What you need to do >> Review the material and extract every line in which the word "TOKYO" occurs.

Dataset >>
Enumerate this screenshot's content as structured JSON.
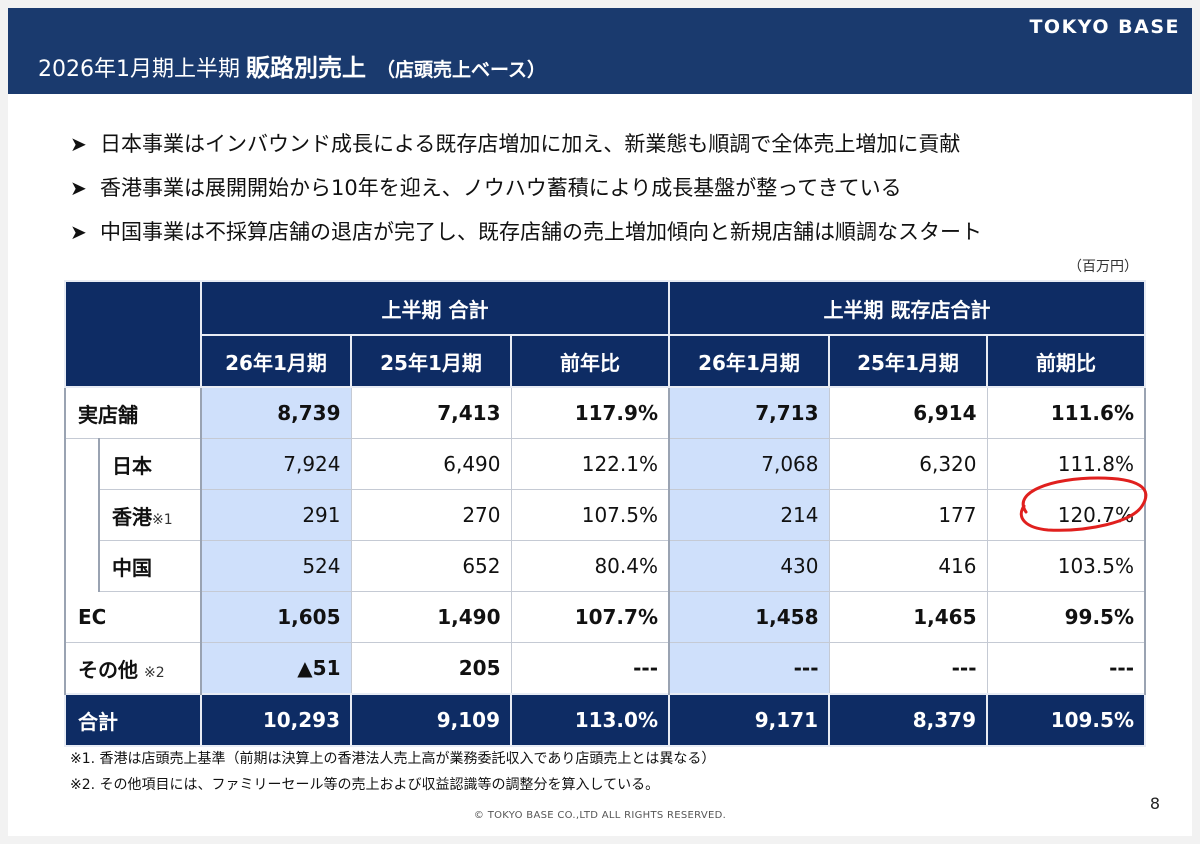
{
  "brand": "TOKYO BASE",
  "title": {
    "prefix": "2026年1月期上半期",
    "main": "販路別売上",
    "sub": "（店頭売上ベース）"
  },
  "bullets": [
    "日本事業はインバウンド成長による既存店増加に加え、新業態も順調で全体売上増加に貢献",
    "香港事業は展開開始から10年を迎え、ノウハウ蓄積により成長基盤が整ってきている",
    "中国事業は不採算店舗の退店が完了し、既存店舗の売上増加傾向と新規店舗は順調なスタート"
  ],
  "bullet_marker": "➤",
  "unit_label": "（百万円）",
  "table": {
    "group_headers": [
      "上半期 合計",
      "上半期 既存店合計"
    ],
    "column_headers": [
      "26年1月期",
      "25年1月期",
      "前年比",
      "26年1月期",
      "25年1月期",
      "前期比"
    ],
    "rows": {
      "physical": {
        "label": "実店舗",
        "values": [
          "8,739",
          "7,413",
          "117.9%",
          "7,713",
          "6,914",
          "111.6%"
        ]
      },
      "japan": {
        "label": "日本",
        "values": [
          "7,924",
          "6,490",
          "122.1%",
          "7,068",
          "6,320",
          "111.8%"
        ]
      },
      "hongkong": {
        "label": "香港",
        "note": "※1",
        "values": [
          "291",
          "270",
          "107.5%",
          "214",
          "177",
          "120.7%"
        ]
      },
      "china": {
        "label": "中国",
        "values": [
          "524",
          "652",
          "80.4%",
          "430",
          "416",
          "103.5%"
        ]
      },
      "ec": {
        "label": "EC",
        "values": [
          "1,605",
          "1,490",
          "107.7%",
          "1,458",
          "1,465",
          "99.5%"
        ]
      },
      "other": {
        "label": "その他",
        "note": "※2",
        "values": [
          "▲51",
          "205",
          "---",
          "---",
          "---",
          "---"
        ]
      },
      "total": {
        "label": "合計",
        "values": [
          "10,293",
          "9,109",
          "113.0%",
          "9,171",
          "8,379",
          "109.5%"
        ]
      }
    }
  },
  "notes": [
    "※1. 香港は店頭売上基準（前期は決算上の香港法人売上高が業務委託収入であり店頭売上とは異なる）",
    "※2. その他項目には、ファミリーセール等の売上および収益認識等の調整分を算入している。"
  ],
  "copyright": "© TOKYO BASE CO.,LTD  ALL RIGHTS RESERVED.",
  "page_number": "8",
  "colors": {
    "navy": "#0e2c64",
    "header": "#1a3a6e",
    "highlight": "#cfe0fb",
    "annotation": "#e0201e"
  }
}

Result below >>
  "brand": "TOKYO BASE",
  "copyright": "© TOKYO BASE CO.,LTD  ALL RIGHTS RESERVED.",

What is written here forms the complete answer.